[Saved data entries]
-=-=-

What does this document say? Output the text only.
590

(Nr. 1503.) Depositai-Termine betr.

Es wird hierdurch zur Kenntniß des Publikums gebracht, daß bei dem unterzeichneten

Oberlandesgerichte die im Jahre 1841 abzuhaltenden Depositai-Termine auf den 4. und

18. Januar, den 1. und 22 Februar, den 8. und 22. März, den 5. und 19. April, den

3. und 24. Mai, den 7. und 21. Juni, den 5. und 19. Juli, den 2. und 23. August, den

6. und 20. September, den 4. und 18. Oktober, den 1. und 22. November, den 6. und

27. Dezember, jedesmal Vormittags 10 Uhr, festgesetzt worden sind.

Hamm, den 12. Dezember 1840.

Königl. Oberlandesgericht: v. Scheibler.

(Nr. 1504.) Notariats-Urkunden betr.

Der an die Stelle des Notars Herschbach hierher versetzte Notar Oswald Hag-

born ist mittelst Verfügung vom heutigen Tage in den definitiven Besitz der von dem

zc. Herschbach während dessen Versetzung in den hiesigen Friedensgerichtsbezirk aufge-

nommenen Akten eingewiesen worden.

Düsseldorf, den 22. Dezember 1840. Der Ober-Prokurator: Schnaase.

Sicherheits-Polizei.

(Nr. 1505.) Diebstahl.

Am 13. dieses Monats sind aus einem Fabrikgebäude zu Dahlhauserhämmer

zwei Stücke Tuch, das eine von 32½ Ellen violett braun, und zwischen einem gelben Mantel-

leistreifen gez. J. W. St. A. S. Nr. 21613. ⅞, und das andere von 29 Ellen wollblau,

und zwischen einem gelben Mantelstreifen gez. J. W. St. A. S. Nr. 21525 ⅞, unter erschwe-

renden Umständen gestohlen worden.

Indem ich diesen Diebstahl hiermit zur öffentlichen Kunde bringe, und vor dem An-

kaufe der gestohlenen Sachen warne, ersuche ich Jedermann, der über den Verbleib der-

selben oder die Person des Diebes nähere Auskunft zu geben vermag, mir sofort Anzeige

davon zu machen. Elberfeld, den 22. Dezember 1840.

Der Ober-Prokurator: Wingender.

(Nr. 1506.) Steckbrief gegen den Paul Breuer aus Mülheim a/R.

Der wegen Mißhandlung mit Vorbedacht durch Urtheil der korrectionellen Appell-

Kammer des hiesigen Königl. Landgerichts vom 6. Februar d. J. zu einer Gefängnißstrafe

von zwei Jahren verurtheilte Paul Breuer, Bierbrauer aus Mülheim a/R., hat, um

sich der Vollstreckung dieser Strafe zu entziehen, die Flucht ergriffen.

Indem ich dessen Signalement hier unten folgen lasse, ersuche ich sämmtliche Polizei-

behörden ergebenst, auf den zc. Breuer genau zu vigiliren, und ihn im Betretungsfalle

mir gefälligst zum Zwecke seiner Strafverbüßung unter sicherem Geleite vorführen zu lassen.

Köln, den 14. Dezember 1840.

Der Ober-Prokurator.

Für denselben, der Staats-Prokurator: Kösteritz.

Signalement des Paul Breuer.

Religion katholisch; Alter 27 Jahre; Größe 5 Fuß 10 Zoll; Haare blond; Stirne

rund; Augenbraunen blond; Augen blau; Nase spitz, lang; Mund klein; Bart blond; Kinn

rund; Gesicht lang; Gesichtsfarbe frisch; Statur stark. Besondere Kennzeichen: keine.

-=-=-

◆ THE TASK:
Spot every line that holds "gelben" and copy it.

◆ RESULT:
zwei Stücke Tuch, das eine von 32½ Ellen violett braun, und zwischen einem gelben Mantel-
und zwischen einem gelben Mantelstreifen gez. J. W. St. A. S. Nr. 21525 ⅞, unter erschwe-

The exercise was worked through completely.